Aim of the task » Count the lines below that contain the word "chevron". Give only the number.

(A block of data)

•••

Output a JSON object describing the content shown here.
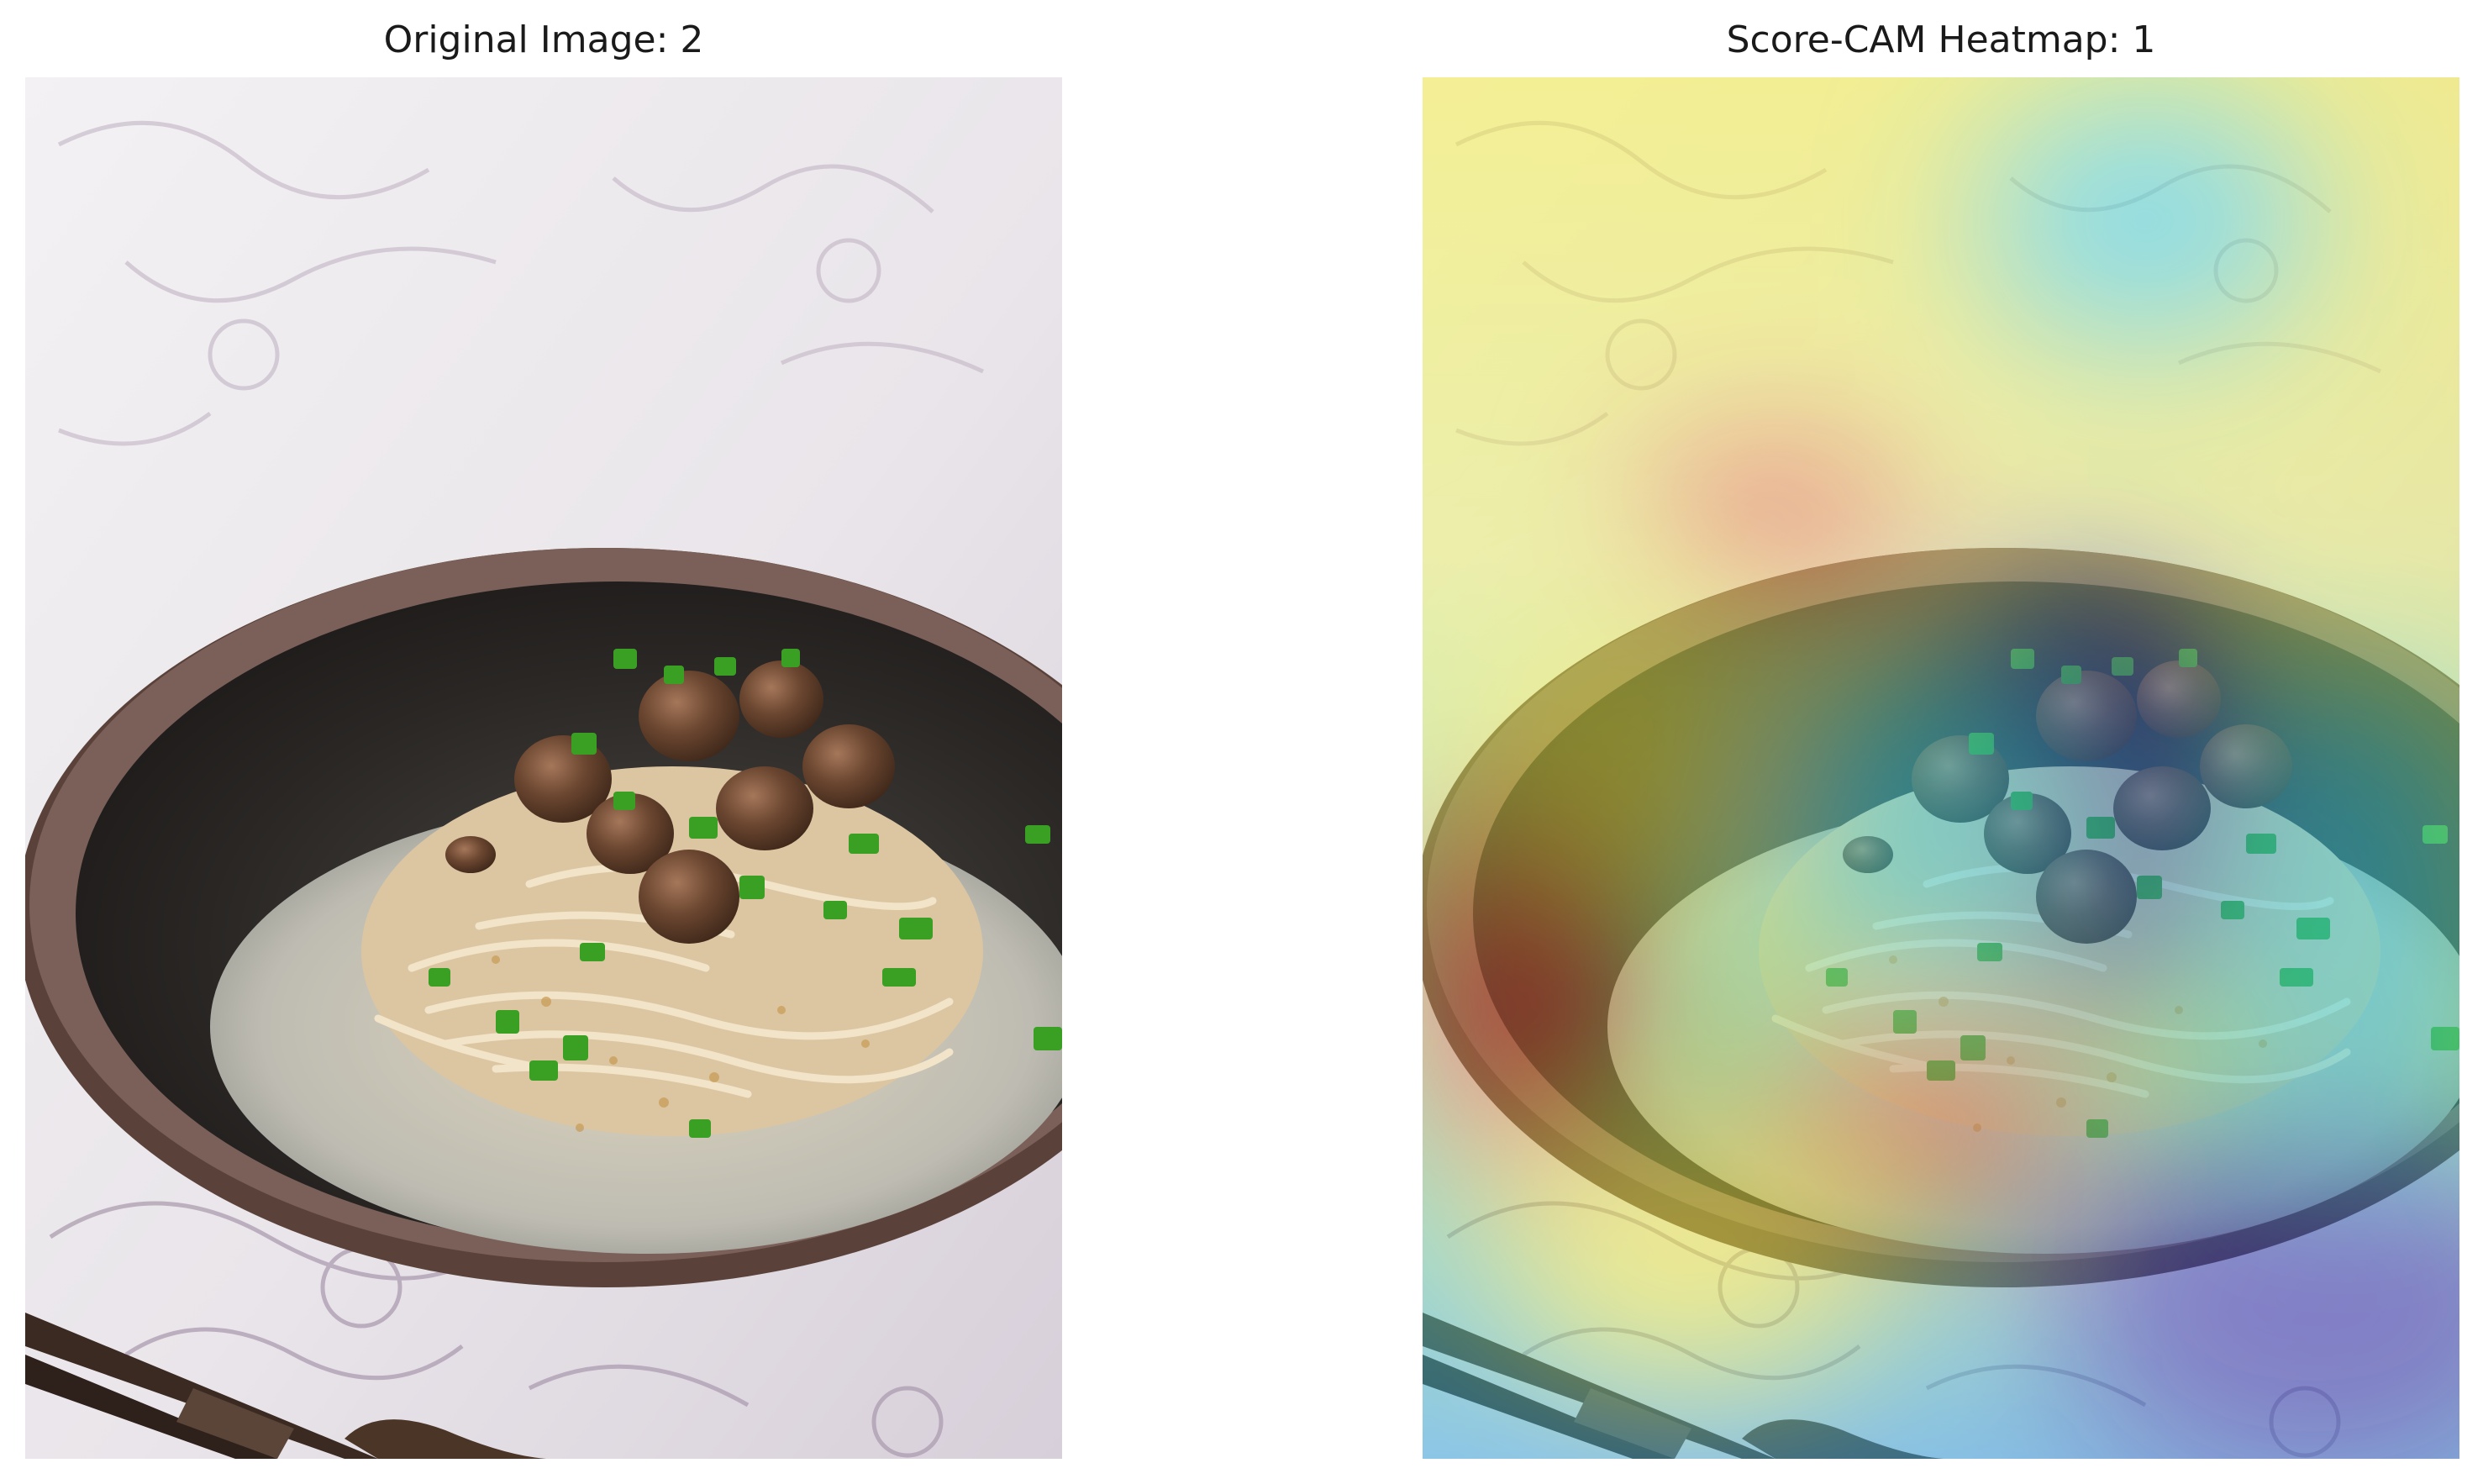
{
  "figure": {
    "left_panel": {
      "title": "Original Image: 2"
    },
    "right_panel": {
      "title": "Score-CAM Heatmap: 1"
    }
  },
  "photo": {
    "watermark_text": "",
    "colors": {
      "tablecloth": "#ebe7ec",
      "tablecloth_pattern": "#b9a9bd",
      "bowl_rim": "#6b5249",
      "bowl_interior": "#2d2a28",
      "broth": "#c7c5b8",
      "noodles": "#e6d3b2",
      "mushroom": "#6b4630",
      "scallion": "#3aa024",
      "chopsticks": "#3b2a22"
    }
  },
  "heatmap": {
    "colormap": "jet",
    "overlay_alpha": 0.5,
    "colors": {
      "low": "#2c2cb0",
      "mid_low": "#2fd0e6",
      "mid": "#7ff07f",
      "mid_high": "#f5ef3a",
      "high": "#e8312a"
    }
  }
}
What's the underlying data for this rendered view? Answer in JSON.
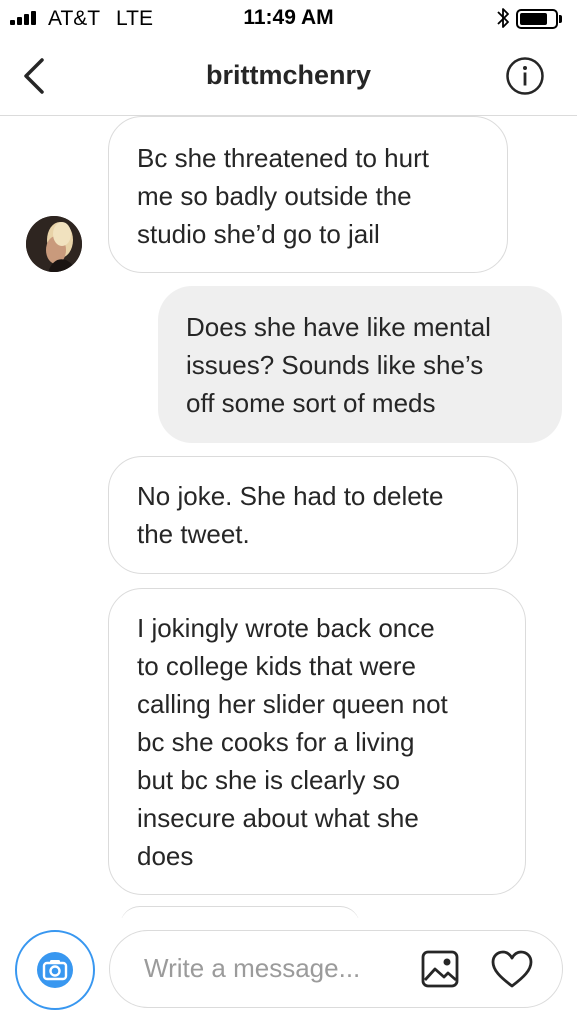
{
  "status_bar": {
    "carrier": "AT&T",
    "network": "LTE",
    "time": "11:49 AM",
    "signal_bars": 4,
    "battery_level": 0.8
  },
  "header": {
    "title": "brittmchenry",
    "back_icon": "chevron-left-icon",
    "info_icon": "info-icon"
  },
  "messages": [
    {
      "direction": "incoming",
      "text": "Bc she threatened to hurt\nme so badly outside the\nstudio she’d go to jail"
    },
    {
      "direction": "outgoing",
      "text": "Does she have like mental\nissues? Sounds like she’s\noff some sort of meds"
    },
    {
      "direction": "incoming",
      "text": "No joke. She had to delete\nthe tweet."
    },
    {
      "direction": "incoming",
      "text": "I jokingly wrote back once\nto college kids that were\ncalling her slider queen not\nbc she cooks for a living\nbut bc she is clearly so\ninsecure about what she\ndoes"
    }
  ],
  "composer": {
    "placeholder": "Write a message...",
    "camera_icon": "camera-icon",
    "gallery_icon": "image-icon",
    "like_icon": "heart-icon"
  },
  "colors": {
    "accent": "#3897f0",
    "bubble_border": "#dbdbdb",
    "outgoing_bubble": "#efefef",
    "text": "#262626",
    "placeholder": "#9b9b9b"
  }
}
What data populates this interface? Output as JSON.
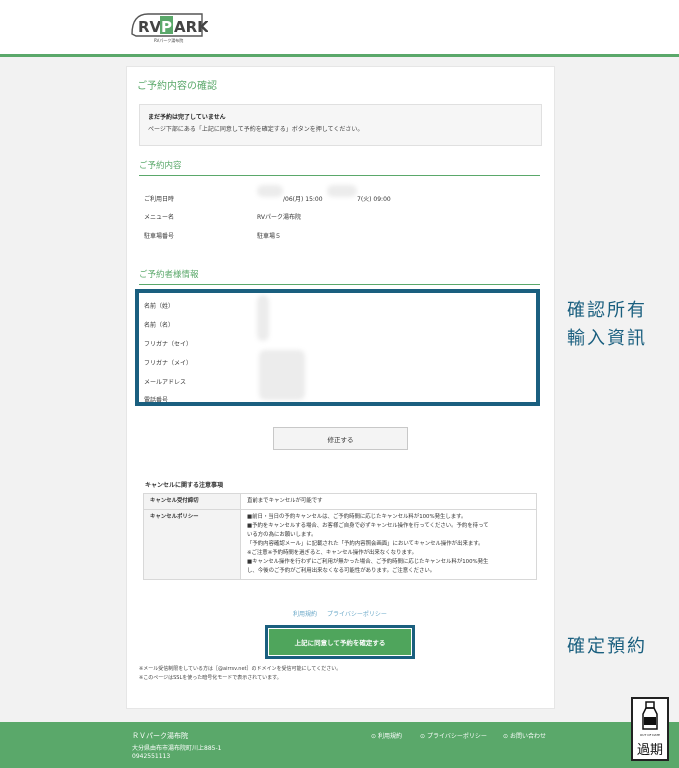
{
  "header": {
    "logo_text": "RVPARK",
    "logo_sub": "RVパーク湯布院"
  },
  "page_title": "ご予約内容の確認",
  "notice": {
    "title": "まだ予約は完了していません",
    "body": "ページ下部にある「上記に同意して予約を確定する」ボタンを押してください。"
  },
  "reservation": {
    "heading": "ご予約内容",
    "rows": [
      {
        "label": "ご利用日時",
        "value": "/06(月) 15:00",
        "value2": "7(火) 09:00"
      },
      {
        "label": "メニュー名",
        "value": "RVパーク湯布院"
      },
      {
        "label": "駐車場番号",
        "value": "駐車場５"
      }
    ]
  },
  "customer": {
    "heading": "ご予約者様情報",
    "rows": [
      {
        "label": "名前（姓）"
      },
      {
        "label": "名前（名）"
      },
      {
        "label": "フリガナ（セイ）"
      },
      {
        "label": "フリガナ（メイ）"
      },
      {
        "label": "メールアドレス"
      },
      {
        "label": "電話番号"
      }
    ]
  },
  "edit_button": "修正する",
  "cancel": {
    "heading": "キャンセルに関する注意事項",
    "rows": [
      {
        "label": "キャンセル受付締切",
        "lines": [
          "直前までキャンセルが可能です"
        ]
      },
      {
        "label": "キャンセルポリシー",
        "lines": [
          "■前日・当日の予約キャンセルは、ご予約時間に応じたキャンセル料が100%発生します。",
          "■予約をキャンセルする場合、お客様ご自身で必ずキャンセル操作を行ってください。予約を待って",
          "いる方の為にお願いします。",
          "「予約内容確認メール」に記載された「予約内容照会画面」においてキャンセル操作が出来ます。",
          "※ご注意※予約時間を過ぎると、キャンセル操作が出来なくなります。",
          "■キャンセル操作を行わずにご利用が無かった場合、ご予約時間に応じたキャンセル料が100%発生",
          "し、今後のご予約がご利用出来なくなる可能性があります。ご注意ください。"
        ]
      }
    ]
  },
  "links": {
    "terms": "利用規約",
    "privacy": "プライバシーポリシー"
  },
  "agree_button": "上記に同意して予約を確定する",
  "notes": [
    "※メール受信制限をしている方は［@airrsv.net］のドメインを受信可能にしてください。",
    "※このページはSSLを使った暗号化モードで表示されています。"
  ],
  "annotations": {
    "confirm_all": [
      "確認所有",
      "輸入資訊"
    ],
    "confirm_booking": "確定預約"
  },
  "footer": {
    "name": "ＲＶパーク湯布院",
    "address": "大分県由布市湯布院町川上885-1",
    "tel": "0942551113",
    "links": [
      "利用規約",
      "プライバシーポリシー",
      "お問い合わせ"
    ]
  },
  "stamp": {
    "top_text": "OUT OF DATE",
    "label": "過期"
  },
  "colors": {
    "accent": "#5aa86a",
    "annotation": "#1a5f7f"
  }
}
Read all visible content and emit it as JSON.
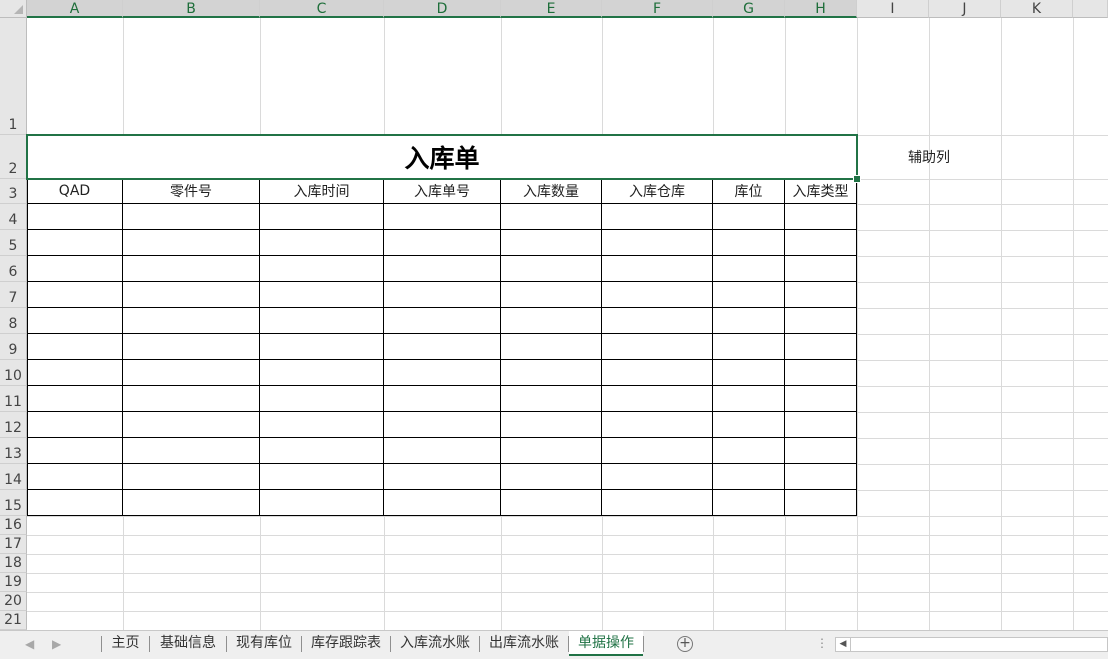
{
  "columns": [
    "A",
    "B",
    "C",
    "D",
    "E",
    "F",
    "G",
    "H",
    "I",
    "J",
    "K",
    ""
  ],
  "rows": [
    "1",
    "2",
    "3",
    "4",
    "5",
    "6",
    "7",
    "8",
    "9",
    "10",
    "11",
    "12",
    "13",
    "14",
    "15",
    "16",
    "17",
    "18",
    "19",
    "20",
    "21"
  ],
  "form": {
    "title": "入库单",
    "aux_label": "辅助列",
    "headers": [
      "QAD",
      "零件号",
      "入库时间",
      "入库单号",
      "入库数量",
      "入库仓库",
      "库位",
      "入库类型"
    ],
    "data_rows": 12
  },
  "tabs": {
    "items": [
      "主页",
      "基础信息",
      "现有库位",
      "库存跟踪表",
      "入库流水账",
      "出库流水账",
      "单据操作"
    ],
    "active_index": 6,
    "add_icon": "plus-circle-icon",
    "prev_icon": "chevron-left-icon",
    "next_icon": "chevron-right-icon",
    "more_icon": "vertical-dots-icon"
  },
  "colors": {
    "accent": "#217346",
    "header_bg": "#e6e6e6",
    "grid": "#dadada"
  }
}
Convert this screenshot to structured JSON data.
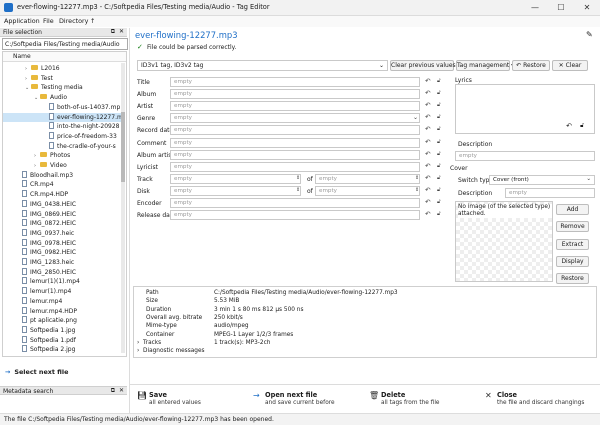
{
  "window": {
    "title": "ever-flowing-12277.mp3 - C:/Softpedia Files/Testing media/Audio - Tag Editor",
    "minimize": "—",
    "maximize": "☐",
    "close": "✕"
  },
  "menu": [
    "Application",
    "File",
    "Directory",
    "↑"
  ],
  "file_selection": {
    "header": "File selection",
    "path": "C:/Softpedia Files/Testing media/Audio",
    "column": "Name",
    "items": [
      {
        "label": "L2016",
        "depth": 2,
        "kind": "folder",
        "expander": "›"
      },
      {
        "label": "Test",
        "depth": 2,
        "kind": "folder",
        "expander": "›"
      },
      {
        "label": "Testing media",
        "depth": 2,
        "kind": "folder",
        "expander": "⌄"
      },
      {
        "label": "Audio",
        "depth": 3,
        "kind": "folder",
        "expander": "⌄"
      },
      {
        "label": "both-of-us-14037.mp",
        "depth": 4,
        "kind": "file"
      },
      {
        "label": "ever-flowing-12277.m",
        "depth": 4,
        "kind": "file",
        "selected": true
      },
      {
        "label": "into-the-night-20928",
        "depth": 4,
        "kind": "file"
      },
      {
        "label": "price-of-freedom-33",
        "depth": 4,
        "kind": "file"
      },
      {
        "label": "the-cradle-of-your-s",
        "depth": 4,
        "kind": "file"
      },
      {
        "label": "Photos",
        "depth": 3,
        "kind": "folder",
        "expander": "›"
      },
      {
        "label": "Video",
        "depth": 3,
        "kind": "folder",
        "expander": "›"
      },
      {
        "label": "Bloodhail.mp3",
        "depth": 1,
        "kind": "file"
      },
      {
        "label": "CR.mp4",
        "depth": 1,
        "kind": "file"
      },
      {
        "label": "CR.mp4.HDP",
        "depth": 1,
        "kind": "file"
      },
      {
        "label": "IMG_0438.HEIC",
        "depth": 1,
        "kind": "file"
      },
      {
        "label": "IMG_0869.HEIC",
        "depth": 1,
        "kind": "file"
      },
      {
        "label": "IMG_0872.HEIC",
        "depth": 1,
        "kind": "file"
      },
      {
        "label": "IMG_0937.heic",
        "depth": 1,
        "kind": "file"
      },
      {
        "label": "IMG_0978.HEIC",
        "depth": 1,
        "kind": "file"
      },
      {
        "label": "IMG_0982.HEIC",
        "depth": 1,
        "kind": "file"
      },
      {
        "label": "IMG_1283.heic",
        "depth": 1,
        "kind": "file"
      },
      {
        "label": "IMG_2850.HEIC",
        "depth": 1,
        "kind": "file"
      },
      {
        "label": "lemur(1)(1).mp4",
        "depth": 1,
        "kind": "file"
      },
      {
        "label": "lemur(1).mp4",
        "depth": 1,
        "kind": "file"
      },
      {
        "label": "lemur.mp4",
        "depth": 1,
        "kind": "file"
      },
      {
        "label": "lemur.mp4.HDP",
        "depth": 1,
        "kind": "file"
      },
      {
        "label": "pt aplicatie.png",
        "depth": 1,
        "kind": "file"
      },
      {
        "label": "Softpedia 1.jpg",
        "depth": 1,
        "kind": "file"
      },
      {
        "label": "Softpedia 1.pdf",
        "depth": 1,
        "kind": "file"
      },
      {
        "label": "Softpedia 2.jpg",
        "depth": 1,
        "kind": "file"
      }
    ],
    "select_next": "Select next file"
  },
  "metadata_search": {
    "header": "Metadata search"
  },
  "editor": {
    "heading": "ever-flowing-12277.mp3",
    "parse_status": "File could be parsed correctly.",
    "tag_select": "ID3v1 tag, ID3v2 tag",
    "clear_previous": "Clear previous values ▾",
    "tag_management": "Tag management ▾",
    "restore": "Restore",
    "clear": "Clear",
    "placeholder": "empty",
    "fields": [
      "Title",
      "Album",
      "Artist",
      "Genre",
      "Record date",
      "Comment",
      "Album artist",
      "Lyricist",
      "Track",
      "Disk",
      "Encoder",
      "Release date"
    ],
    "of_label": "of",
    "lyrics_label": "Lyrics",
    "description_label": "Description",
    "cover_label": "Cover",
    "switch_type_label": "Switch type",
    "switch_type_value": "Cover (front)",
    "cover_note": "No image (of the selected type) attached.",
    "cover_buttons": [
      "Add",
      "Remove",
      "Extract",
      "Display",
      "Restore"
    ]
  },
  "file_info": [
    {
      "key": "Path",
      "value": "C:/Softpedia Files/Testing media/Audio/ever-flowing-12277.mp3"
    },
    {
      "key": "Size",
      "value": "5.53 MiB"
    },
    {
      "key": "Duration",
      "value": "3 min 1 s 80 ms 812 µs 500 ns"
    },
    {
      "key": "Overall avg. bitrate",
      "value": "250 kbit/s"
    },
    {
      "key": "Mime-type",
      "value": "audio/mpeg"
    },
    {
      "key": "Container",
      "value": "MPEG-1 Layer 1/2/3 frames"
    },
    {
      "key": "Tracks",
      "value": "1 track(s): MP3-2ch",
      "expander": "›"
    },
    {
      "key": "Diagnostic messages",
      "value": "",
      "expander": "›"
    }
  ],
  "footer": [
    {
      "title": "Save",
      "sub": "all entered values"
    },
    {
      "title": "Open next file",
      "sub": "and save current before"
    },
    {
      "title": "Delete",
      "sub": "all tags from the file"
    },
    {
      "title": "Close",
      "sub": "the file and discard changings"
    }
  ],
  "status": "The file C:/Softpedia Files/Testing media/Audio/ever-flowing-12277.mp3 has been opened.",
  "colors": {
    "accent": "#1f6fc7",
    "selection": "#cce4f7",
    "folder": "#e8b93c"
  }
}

•••

Written answer » 3